WHAT THE TASK ASKS>
Copy every record exactly, and keep the pictures out.
BEGIN GIVEN INFORMATION
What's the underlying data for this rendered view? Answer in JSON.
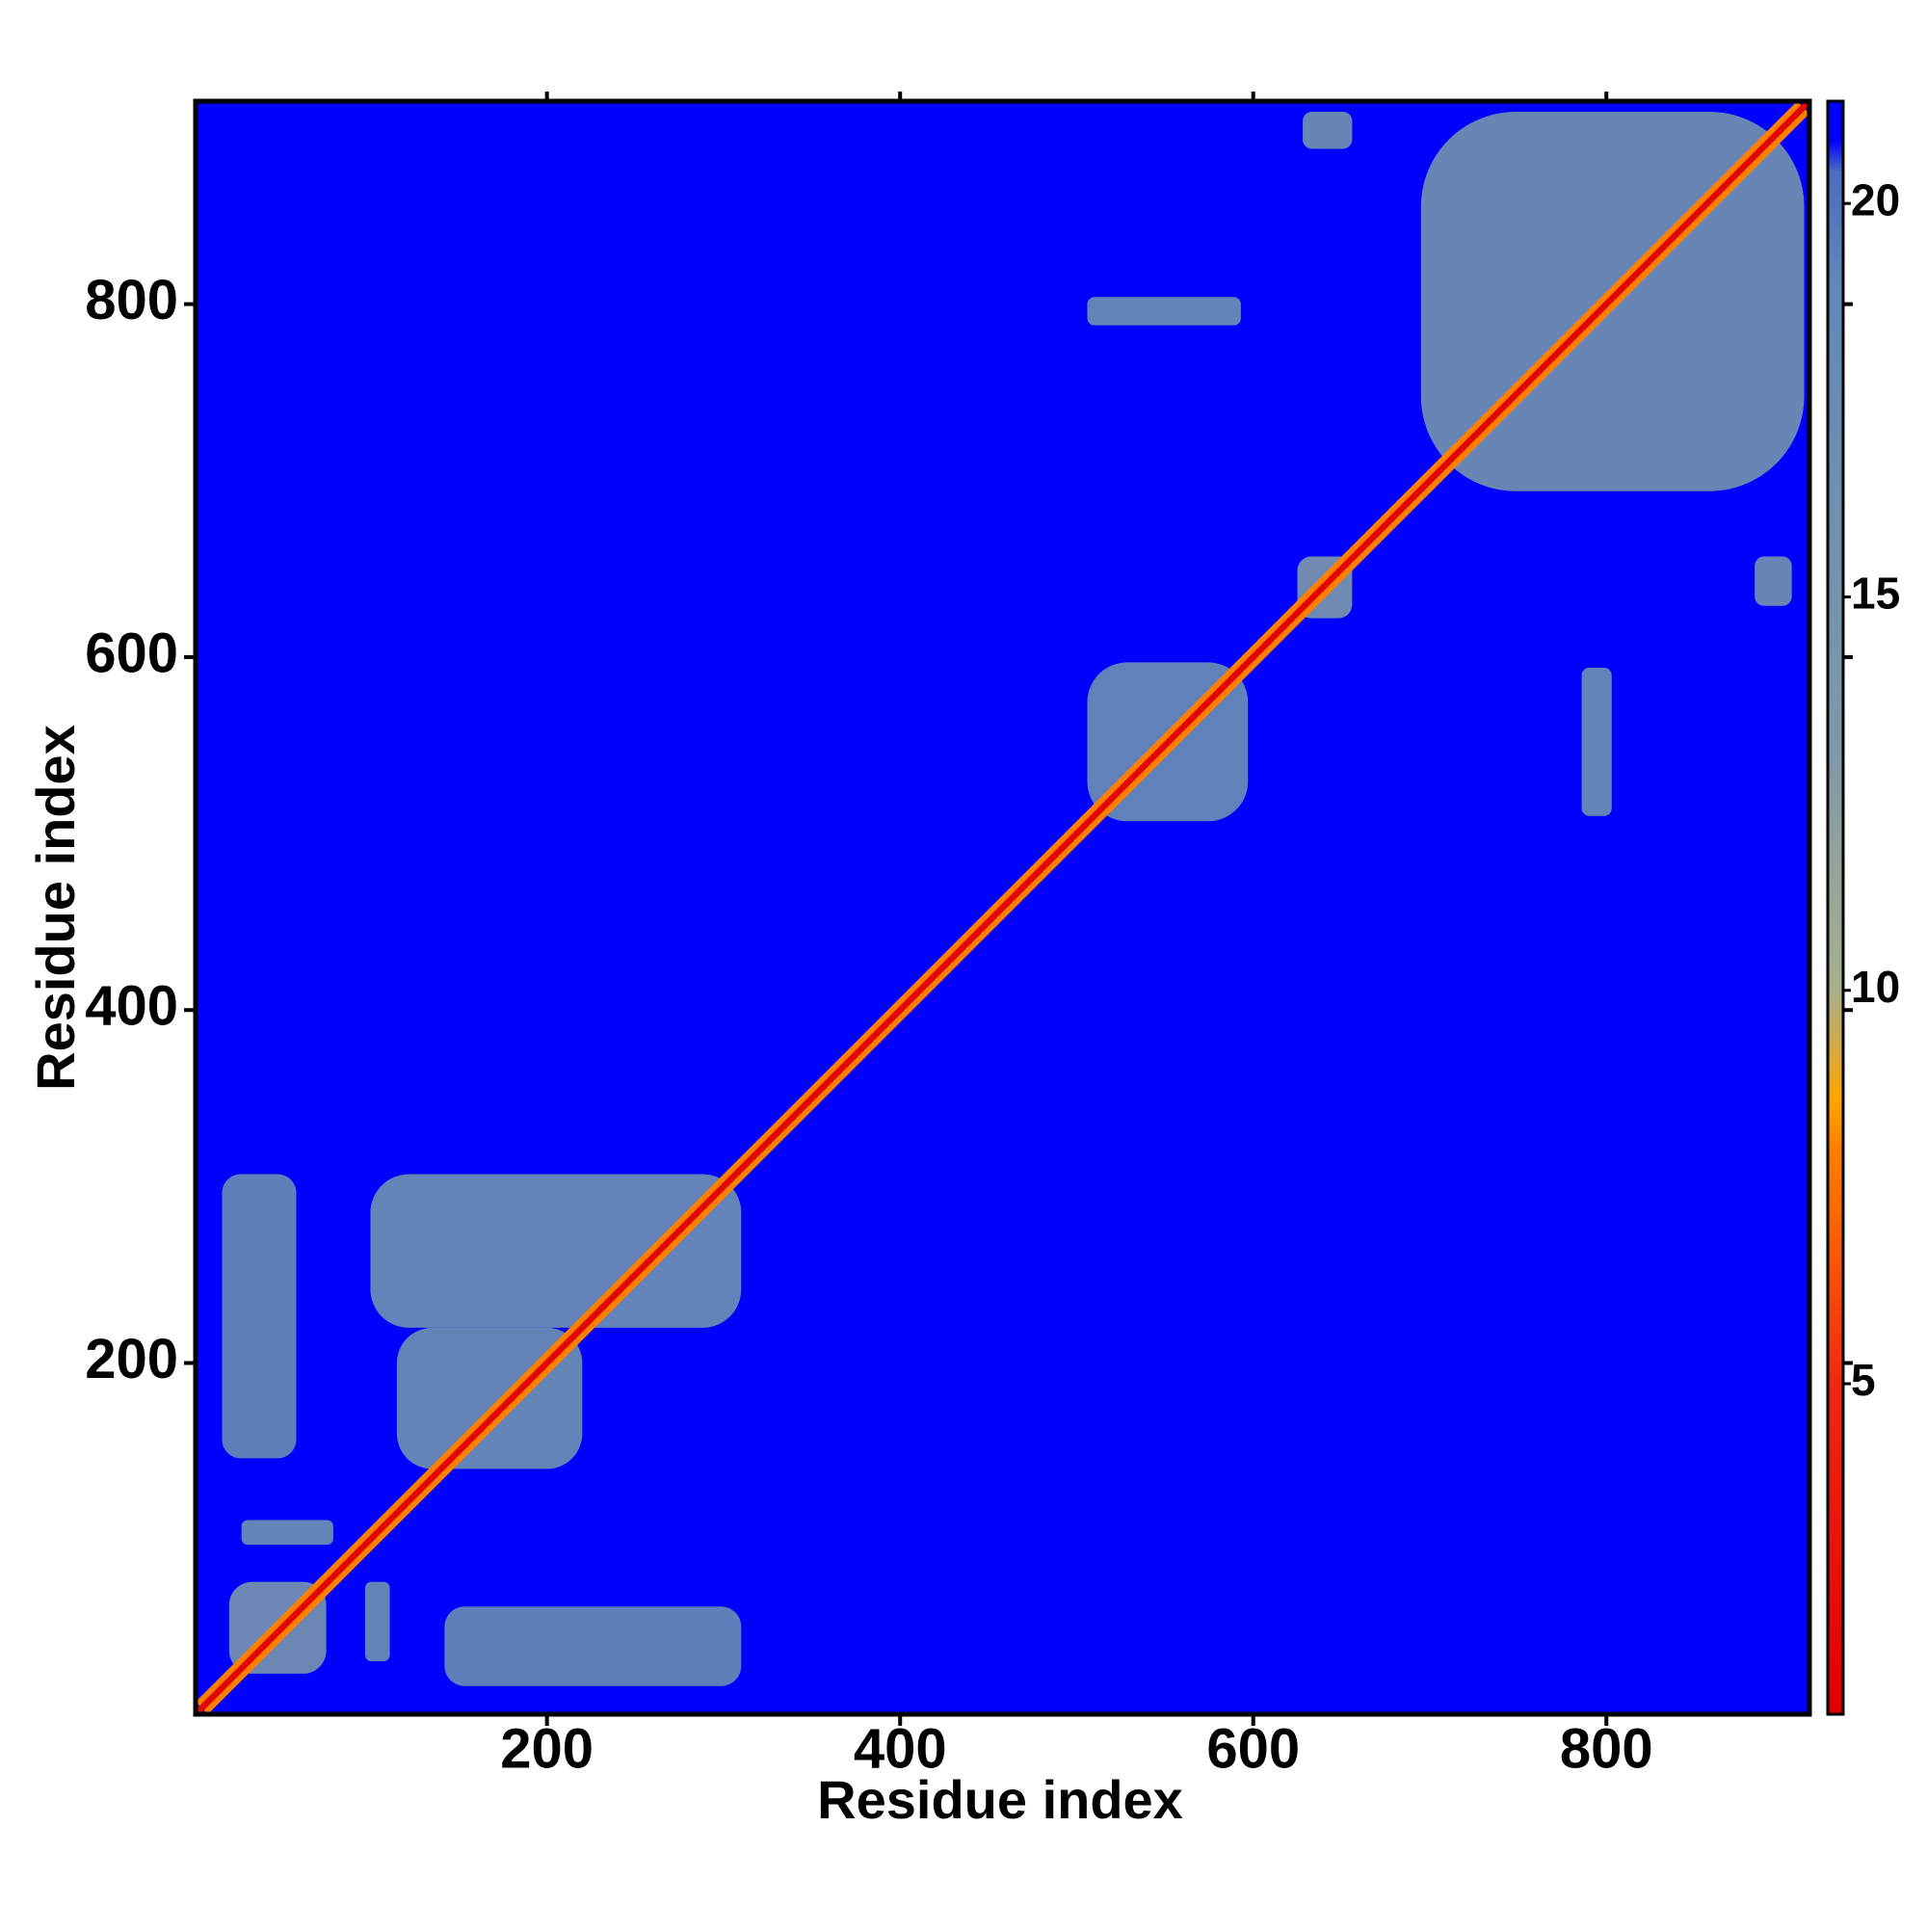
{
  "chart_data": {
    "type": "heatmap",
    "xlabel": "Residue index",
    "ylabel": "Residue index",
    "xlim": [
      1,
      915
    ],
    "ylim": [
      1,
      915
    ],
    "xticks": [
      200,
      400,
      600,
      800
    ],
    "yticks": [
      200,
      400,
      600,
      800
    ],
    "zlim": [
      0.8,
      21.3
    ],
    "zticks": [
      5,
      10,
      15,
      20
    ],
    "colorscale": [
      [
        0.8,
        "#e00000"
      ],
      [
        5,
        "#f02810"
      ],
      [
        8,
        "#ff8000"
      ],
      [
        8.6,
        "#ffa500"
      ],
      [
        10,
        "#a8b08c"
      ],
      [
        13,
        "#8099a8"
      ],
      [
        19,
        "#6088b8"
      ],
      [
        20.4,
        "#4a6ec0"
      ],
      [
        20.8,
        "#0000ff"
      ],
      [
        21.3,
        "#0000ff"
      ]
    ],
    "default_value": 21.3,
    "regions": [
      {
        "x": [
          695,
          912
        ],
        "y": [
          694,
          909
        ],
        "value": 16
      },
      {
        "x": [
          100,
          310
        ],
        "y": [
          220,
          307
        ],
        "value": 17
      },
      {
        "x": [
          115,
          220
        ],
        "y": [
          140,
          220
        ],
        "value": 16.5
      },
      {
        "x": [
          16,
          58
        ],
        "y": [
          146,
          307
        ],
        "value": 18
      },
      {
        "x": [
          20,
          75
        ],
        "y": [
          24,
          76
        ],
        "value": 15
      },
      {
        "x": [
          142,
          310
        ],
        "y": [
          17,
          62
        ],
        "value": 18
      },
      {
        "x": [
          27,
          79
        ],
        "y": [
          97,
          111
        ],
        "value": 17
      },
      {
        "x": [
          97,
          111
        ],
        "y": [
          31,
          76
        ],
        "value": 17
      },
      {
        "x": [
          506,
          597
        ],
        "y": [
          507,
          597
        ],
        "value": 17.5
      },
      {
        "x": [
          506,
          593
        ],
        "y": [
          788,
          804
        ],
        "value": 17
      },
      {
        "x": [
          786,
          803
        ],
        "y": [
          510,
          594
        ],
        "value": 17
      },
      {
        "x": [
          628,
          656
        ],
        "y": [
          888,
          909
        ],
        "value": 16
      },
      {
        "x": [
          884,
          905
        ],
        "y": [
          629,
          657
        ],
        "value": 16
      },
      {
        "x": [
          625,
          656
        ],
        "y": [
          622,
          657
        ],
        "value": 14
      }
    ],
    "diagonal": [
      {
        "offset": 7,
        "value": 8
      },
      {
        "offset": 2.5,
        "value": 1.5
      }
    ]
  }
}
END GIVEN INFORMATION
RESPONSE TO THIS EXERCISE>
What's the underlying data for this rendered view? Answer in JSON.
{
  "chart_data": {
    "type": "heatmap",
    "xlabel": "Residue index",
    "ylabel": "Residue index",
    "xlim": [
      1,
      915
    ],
    "ylim": [
      1,
      915
    ],
    "xticks": [
      200,
      400,
      600,
      800
    ],
    "yticks": [
      200,
      400,
      600,
      800
    ],
    "zlim": [
      0.8,
      21.3
    ],
    "zticks": [
      5,
      10,
      15,
      20
    ],
    "colorscale": [
      [
        0.8,
        "#e00000"
      ],
      [
        5,
        "#f02810"
      ],
      [
        8,
        "#ff8000"
      ],
      [
        8.6,
        "#ffa500"
      ],
      [
        10,
        "#a8b08c"
      ],
      [
        13,
        "#8099a8"
      ],
      [
        19,
        "#6088b8"
      ],
      [
        20.4,
        "#4a6ec0"
      ],
      [
        20.8,
        "#0000ff"
      ],
      [
        21.3,
        "#0000ff"
      ]
    ],
    "default_value": 21.3,
    "regions": [
      {
        "x": [
          695,
          912
        ],
        "y": [
          694,
          909
        ],
        "value": 16
      },
      {
        "x": [
          100,
          310
        ],
        "y": [
          220,
          307
        ],
        "value": 17
      },
      {
        "x": [
          115,
          220
        ],
        "y": [
          140,
          220
        ],
        "value": 16.5
      },
      {
        "x": [
          16,
          58
        ],
        "y": [
          146,
          307
        ],
        "value": 18
      },
      {
        "x": [
          20,
          75
        ],
        "y": [
          24,
          76
        ],
        "value": 15
      },
      {
        "x": [
          142,
          310
        ],
        "y": [
          17,
          62
        ],
        "value": 18
      },
      {
        "x": [
          27,
          79
        ],
        "y": [
          97,
          111
        ],
        "value": 17
      },
      {
        "x": [
          97,
          111
        ],
        "y": [
          31,
          76
        ],
        "value": 17
      },
      {
        "x": [
          506,
          597
        ],
        "y": [
          507,
          597
        ],
        "value": 17.5
      },
      {
        "x": [
          506,
          593
        ],
        "y": [
          788,
          804
        ],
        "value": 17
      },
      {
        "x": [
          786,
          803
        ],
        "y": [
          510,
          594
        ],
        "value": 17
      },
      {
        "x": [
          628,
          656
        ],
        "y": [
          888,
          909
        ],
        "value": 16
      },
      {
        "x": [
          884,
          905
        ],
        "y": [
          629,
          657
        ],
        "value": 16
      },
      {
        "x": [
          625,
          656
        ],
        "y": [
          622,
          657
        ],
        "value": 14
      }
    ],
    "diagonal": [
      {
        "offset": 7,
        "value": 8
      },
      {
        "offset": 2.5,
        "value": 1.5
      }
    ]
  }
}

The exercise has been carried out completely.